Required work
Write out every entry precisely as given, leaving the pictures out.

# # # # #

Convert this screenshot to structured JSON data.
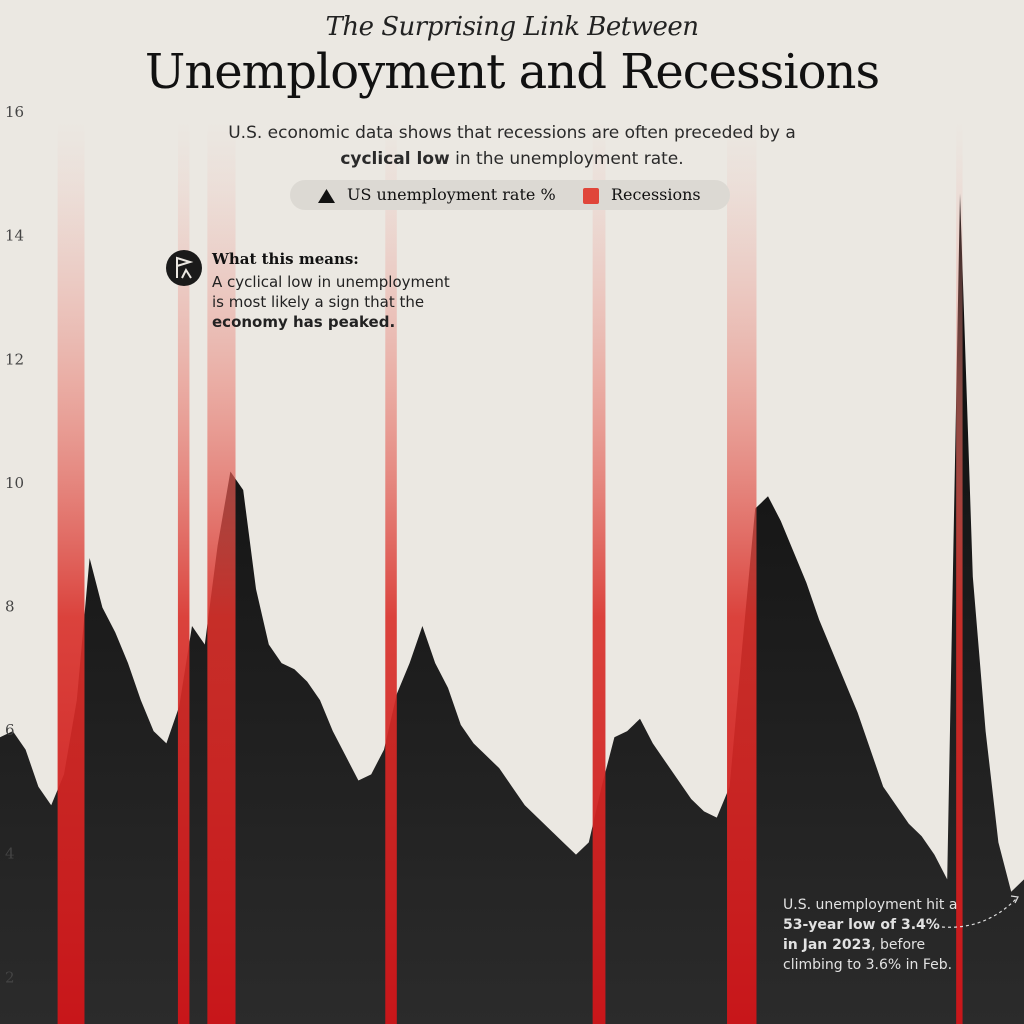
{
  "chart_data": {
    "type": "area",
    "kicker": "The Surprising Link Between",
    "title": "Unemployment and Recessions",
    "subtitle": [
      {
        "text": "U.S. economic data shows that recessions are often preceded by a ",
        "bold": false
      },
      {
        "text": "cyclical low",
        "bold": true
      },
      {
        "text": " in the unemployment rate.",
        "bold": false
      }
    ],
    "categories": [
      null,
      null,
      null,
      null,
      null,
      null,
      null,
      null,
      null,
      null,
      null,
      null,
      null,
      null,
      null,
      null,
      null,
      null,
      null,
      null,
      null,
      null,
      null,
      null,
      null,
      null,
      null,
      null,
      null,
      null,
      null,
      null,
      null,
      null,
      null,
      null,
      null,
      null,
      null,
      null,
      null,
      null,
      null,
      null,
      null,
      null,
      null,
      null,
      null,
      null,
      null,
      null,
      null,
      null,
      null,
      null,
      null,
      null,
      null,
      null,
      null,
      null,
      null,
      null,
      null,
      null,
      null,
      null,
      null,
      null,
      null,
      null,
      null,
      null,
      null,
      null,
      null,
      null,
      null,
      null,
      null
    ],
    "series": [
      {
        "name": "US unemployment rate %",
        "color": "#111111",
        "values": [
          5.9,
          6.0,
          5.7,
          5.1,
          4.8,
          5.3,
          6.5,
          8.8,
          8.0,
          7.6,
          7.1,
          6.5,
          6.0,
          5.8,
          6.4,
          7.7,
          7.4,
          9.0,
          10.2,
          9.9,
          8.3,
          7.4,
          7.1,
          7.0,
          6.8,
          6.5,
          6.0,
          5.6,
          5.2,
          5.3,
          5.7,
          6.6,
          7.1,
          7.7,
          7.1,
          6.7,
          6.1,
          5.8,
          5.6,
          5.4,
          5.1,
          4.8,
          4.6,
          4.4,
          4.2,
          4.0,
          4.2,
          5.1,
          5.9,
          6.0,
          6.2,
          5.8,
          5.5,
          5.2,
          4.9,
          4.7,
          4.6,
          5.1,
          7.4,
          9.6,
          9.8,
          9.4,
          8.9,
          8.4,
          7.8,
          7.3,
          6.8,
          6.3,
          5.7,
          5.1,
          4.8,
          4.5,
          4.3,
          4.0,
          3.6,
          14.7,
          8.5,
          6.0,
          4.2,
          3.4,
          3.6
        ]
      }
    ],
    "recessions": {
      "name": "Recessions",
      "color": "#e0463a",
      "ranges": [
        {
          "start": 4.5,
          "end": 6.6
        },
        {
          "start": 13.9,
          "end": 14.8
        },
        {
          "start": 16.2,
          "end": 18.4
        },
        {
          "start": 30.1,
          "end": 31.0
        },
        {
          "start": 46.3,
          "end": 47.3
        },
        {
          "start": 56.8,
          "end": 59.1
        },
        {
          "start": 74.7,
          "end": 75.2
        }
      ]
    },
    "ylim": [
      1.26,
      17.83
    ],
    "yticks": [
      2,
      4,
      6,
      8,
      10,
      12,
      14,
      16
    ],
    "annotation": {
      "heading": "What this means:",
      "body": [
        {
          "text": "A cyclical low in unemployment is most likely a sign that the ",
          "bold": false
        },
        {
          "text": "economy has peaked.",
          "bold": true
        }
      ]
    },
    "note": [
      {
        "text": "U.S. unemployment hit a ",
        "bold": false
      },
      {
        "text": "53-year low of 3.4% in Jan 2023",
        "bold": true
      },
      {
        "text": ", before climbing to 3.6% in Feb.",
        "bold": false
      }
    ]
  }
}
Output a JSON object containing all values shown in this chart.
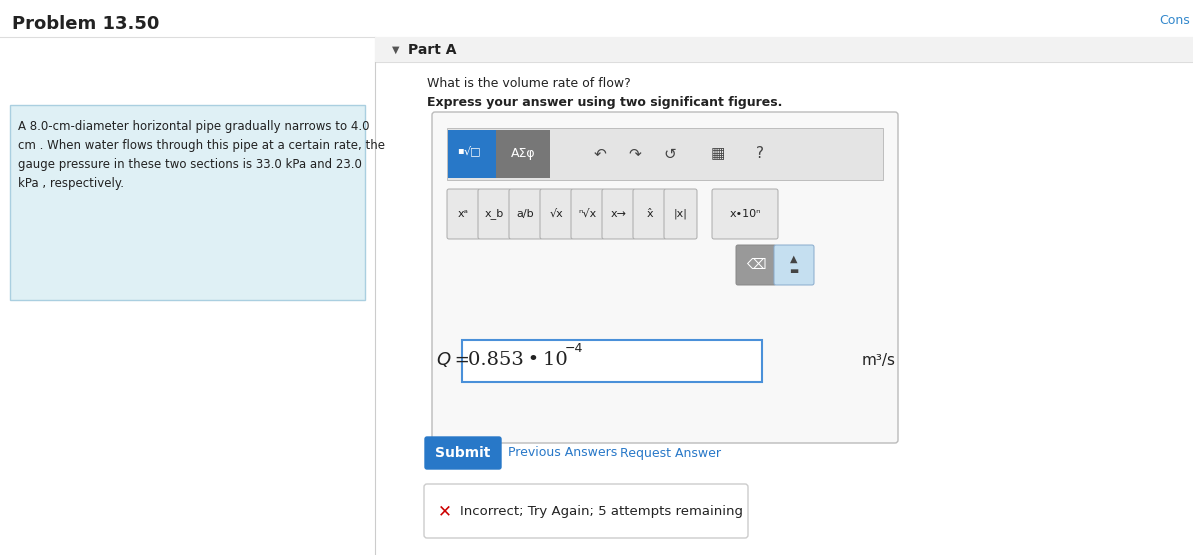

# # # # #

Reply to the exercise
Convert this screenshot to structured JSON data.
{
  "chart_data": {
    "type": "area",
    "kicker": "The Surprising Link Between",
    "title": "Unemployment and Recessions",
    "subtitle": [
      {
        "text": "U.S. economic data shows that recessions are often preceded by a ",
        "bold": false
      },
      {
        "text": "cyclical low",
        "bold": true
      },
      {
        "text": " in the unemployment rate.",
        "bold": false
      }
    ],
    "categories": [
      null,
      null,
      null,
      null,
      null,
      null,
      null,
      null,
      null,
      null,
      null,
      null,
      null,
      null,
      null,
      null,
      null,
      null,
      null,
      null,
      null,
      null,
      null,
      null,
      null,
      null,
      null,
      null,
      null,
      null,
      null,
      null,
      null,
      null,
      null,
      null,
      null,
      null,
      null,
      null,
      null,
      null,
      null,
      null,
      null,
      null,
      null,
      null,
      null,
      null,
      null,
      null,
      null,
      null,
      null,
      null,
      null,
      null,
      null,
      null,
      null,
      null,
      null,
      null,
      null,
      null,
      null,
      null,
      null,
      null,
      null,
      null,
      null,
      null,
      null,
      null,
      null,
      null,
      null,
      null,
      null
    ],
    "series": [
      {
        "name": "US unemployment rate %",
        "color": "#111111",
        "values": [
          5.9,
          6.0,
          5.7,
          5.1,
          4.8,
          5.3,
          6.5,
          8.8,
          8.0,
          7.6,
          7.1,
          6.5,
          6.0,
          5.8,
          6.4,
          7.7,
          7.4,
          9.0,
          10.2,
          9.9,
          8.3,
          7.4,
          7.1,
          7.0,
          6.8,
          6.5,
          6.0,
          5.6,
          5.2,
          5.3,
          5.7,
          6.6,
          7.1,
          7.7,
          7.1,
          6.7,
          6.1,
          5.8,
          5.6,
          5.4,
          5.1,
          4.8,
          4.6,
          4.4,
          4.2,
          4.0,
          4.2,
          5.1,
          5.9,
          6.0,
          6.2,
          5.8,
          5.5,
          5.2,
          4.9,
          4.7,
          4.6,
          5.1,
          7.4,
          9.6,
          9.8,
          9.4,
          8.9,
          8.4,
          7.8,
          7.3,
          6.8,
          6.3,
          5.7,
          5.1,
          4.8,
          4.5,
          4.3,
          4.0,
          3.6,
          14.7,
          8.5,
          6.0,
          4.2,
          3.4,
          3.6
        ]
      }
    ],
    "recessions": {
      "name": "Recessions",
      "color": "#e0463a",
      "ranges": [
        {
          "start": 4.5,
          "end": 6.6
        },
        {
          "start": 13.9,
          "end": 14.8
        },
        {
          "start": 16.2,
          "end": 18.4
        },
        {
          "start": 30.1,
          "end": 31.0
        },
        {
          "start": 46.3,
          "end": 47.3
        },
        {
          "start": 56.8,
          "end": 59.1
        },
        {
          "start": 74.7,
          "end": 75.2
        }
      ]
    },
    "ylim": [
      1.26,
      17.83
    ],
    "yticks": [
      2,
      4,
      6,
      8,
      10,
      12,
      14,
      16
    ],
    "annotation": {
      "heading": "What this means:",
      "body": [
        {
          "text": "A cyclical low in unemployment is most likely a sign that the ",
          "bold": false
        },
        {
          "text": "economy has peaked.",
          "bold": true
        }
      ]
    },
    "note": [
      {
        "text": "U.S. unemployment hit a ",
        "bold": false
      },
      {
        "text": "53-year low of 3.4% in Jan 2023",
        "bold": true
      },
      {
        "text": ", before climbing to 3.6% in Feb.",
        "bold": false
      }
    ]
  }
}
Output a JSON object containing all values shown in this chart.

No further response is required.